### Extracted listing
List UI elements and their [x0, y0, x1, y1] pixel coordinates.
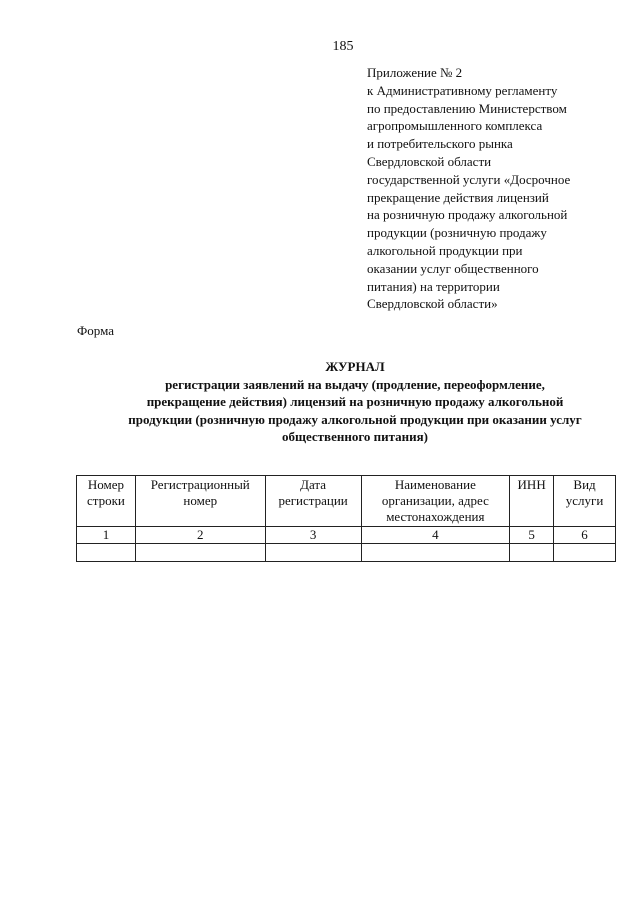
column-number: 5	[510, 527, 554, 544]
header-row-number	[77, 476, 136, 527]
header-line: местонахождения	[386, 509, 485, 524]
column-number: 6	[554, 527, 616, 544]
header-line: Дата	[300, 477, 327, 492]
appendix-note	[367, 64, 635, 313]
table-row	[77, 544, 616, 562]
table-cell	[135, 544, 265, 562]
page-number: 185	[332, 39, 354, 54]
header-line: услуги	[565, 493, 604, 508]
header-line: Наименование	[394, 477, 476, 492]
appendix-line: питания) на территории	[367, 278, 500, 294]
header-registration-date	[265, 476, 361, 527]
appendix-line: по предоставлению Министерством	[367, 100, 567, 116]
header-inn	[510, 476, 554, 527]
table-cell	[77, 544, 136, 562]
appendix-line: агропромышленного комплекса	[367, 118, 543, 134]
column-number-row	[77, 527, 616, 544]
table-cell	[265, 544, 361, 562]
header-line: регистрации	[278, 493, 348, 508]
table-cell	[361, 544, 510, 562]
header-line: ИНН	[517, 477, 546, 492]
header-line: Вид	[573, 477, 596, 492]
form-label: Форма	[77, 323, 114, 338]
journal-subtitle-line: регистрации заявлений на выдачу (продление, переоформление,	[165, 376, 545, 392]
appendix-line: государственной услуги «Досрочное	[367, 171, 571, 187]
appendix-line: прекращение действия лицензий	[367, 189, 549, 205]
journal-heading: ЖУРНАЛ	[325, 359, 385, 374]
journal-subtitle-line: прекращение действия) лицензий на розничную продажу алкогольной	[146, 394, 564, 409]
header-line: Регистрационный	[150, 477, 250, 492]
journal-title	[60, 358, 640, 446]
appendix-line: оказании услуг общественного	[367, 260, 539, 276]
header-service-type	[554, 476, 616, 527]
column-number: 2	[135, 527, 265, 544]
column-number: 1	[77, 527, 136, 544]
appendix-line: Приложение № 2	[367, 65, 463, 80]
table-cell	[554, 544, 616, 562]
appendix-line: алкогольной продукции при	[367, 242, 523, 258]
header-registration-number	[135, 476, 265, 527]
header-line: организации, адрес	[381, 493, 489, 508]
header-line: номер	[183, 493, 218, 508]
journal-subtitle-line: общественного питания)	[281, 429, 429, 444]
appendix-line: Свердловской области»	[367, 296, 498, 312]
table-header-row	[77, 476, 616, 527]
header-line: строки	[86, 493, 125, 508]
column-number: 4	[361, 527, 510, 544]
appendix-line: к Административному регламенту	[367, 82, 558, 98]
journal-subtitle-line: продукции (розничную продажу алкогольной продукции при оказании услуг	[128, 411, 582, 427]
table-cell	[510, 544, 554, 562]
appendix-line: на розничную продажу алкогольной	[367, 207, 568, 223]
appendix-line: продукции (розничную продажу	[367, 225, 547, 241]
header-organization	[361, 476, 510, 527]
appendix-line: Свердловской области	[367, 153, 492, 169]
appendix-line: и потребительского рынка	[367, 136, 513, 152]
column-number: 3	[265, 527, 361, 544]
header-line: Номер	[87, 477, 124, 492]
journal-table	[76, 475, 616, 562]
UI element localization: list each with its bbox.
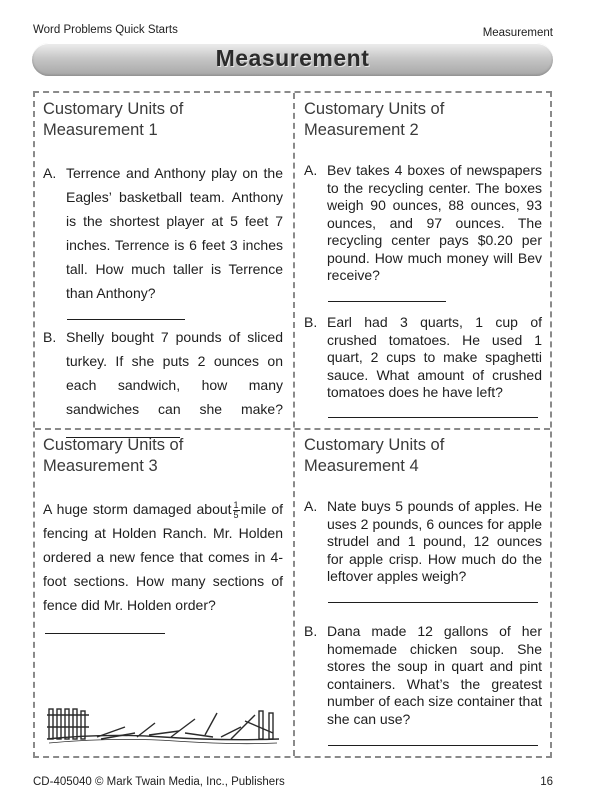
panel-measurement-4 <box>304 435 542 751</box>
problem-text: Nate buys 5 pounds of apples. He uses 2 pounds, 6 ounces for apple strudel and 1 pound, 12 ounces for apple crisp. How much do the leftover apples weigh? <box>327 498 542 584</box>
panel-title-line2: Measurement 1 <box>43 121 158 139</box>
problem-text-end: mile of fencing at Holden Ranch. Mr. Holden ordered a new fence that comes in 4-foot sections. How many sections of fence did Mr. Holden order? <box>43 501 284 613</box>
problem-2b <box>304 314 542 402</box>
problem-text: Terrence and Anthony play on the Eagles’ basketball team. Anthony is the shortest player at 5 feet 7 inches. Terrence is 6 feet 3 inches tall. How much taller is Terrence than Anthony? <box>66 165 283 301</box>
problem-1b <box>43 325 283 445</box>
problem-1a <box>43 161 283 305</box>
page-number: 16 <box>540 776 553 788</box>
vertical-divider <box>293 93 295 756</box>
panel-measurement-1 <box>43 99 283 425</box>
fraction-denominator: 5 <box>233 509 239 520</box>
problem-letter: B. <box>304 314 318 330</box>
panel-title-line2: Measurement 4 <box>304 457 419 475</box>
title-banner <box>32 43 553 76</box>
panel-measurement-2 <box>304 99 542 425</box>
panel-title-line1: Customary Units of <box>304 100 445 118</box>
problem-text: Dana made 12 gallons of her homemade chicken soup. She stores the soup in quart and pint containers. What’s the greatest number of each size container that she can use? <box>327 623 542 727</box>
answer-blank[interactable] <box>328 301 446 302</box>
book-title: Word Problems Quick Starts <box>33 24 178 36</box>
problem-letter: A. <box>43 165 57 181</box>
broken-fence-illustration <box>45 697 281 745</box>
answer-blank[interactable] <box>45 633 165 634</box>
panel-title-line2: Measurement 3 <box>43 457 158 475</box>
problem-text: Bev takes 4 boxes of newspapers to the recycling center. The boxes weigh 90 ounces, 88 ounces, 93 ounces, and 97 ounces. The recycling center pays $0.20 per pound. How much money will Bev receive? <box>327 162 542 283</box>
page-title: Measurement <box>215 45 370 71</box>
problem-letter: B. <box>304 623 318 639</box>
problem-letter: B. <box>43 329 57 345</box>
panel-title-line1: Customary Units of <box>43 100 184 118</box>
problem-text: Shelly bought 7 pounds of sliced turkey. If she puts 2 ounces on each sandwich, how many sandwiches can she make? <box>66 329 283 417</box>
answer-blank[interactable] <box>328 602 538 603</box>
panel-title-line2: Measurement 2 <box>304 121 419 139</box>
footer-credit: CD-405040 © Mark Twain Media, Inc., Publishers <box>33 776 285 788</box>
answer-blank[interactable] <box>67 319 185 320</box>
panel-title-line1: Customary Units of <box>304 436 445 454</box>
section-label: Measurement <box>482 27 553 39</box>
panel-title-line1: Customary Units of <box>43 436 184 454</box>
answer-blank[interactable] <box>328 745 538 746</box>
problem-3 <box>43 497 283 617</box>
problem-text: Earl had 3 quarts, 1 cup of crushed tomatoes. He used 1 quart, 2 cups to make spaghetti sauce. What amount of crushed tomatoes does he have left? <box>327 314 542 400</box>
panel-measurement-3 <box>43 435 283 751</box>
problem-grid <box>33 91 552 758</box>
problem-4b <box>304 623 542 728</box>
problem-2a <box>304 162 542 285</box>
answer-blank[interactable] <box>328 417 538 418</box>
problem-letter: A. <box>304 162 318 178</box>
problem-letter: A. <box>304 498 318 514</box>
fraction-numerator: 1 <box>233 499 239 510</box>
fraction <box>233 501 240 520</box>
problem-4a <box>304 498 542 586</box>
problem-text-start: A huge storm damaged about <box>43 501 232 517</box>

### Set task
Show each line of the listing above that contains the string "розничную".

### Answer to this exercise
journal-subtitle-line: прекращение действия) лицензий на розничную продажу алкогольной	[146, 394, 564, 409]
journal-subtitle-line: продукции (розничную продажу алкогольной продукции при оказании услуг	[128, 411, 582, 427]
appendix-line: на розничную продажу алкогольной	[367, 207, 568, 223]
appendix-line: продукции (розничную продажу	[367, 225, 547, 241]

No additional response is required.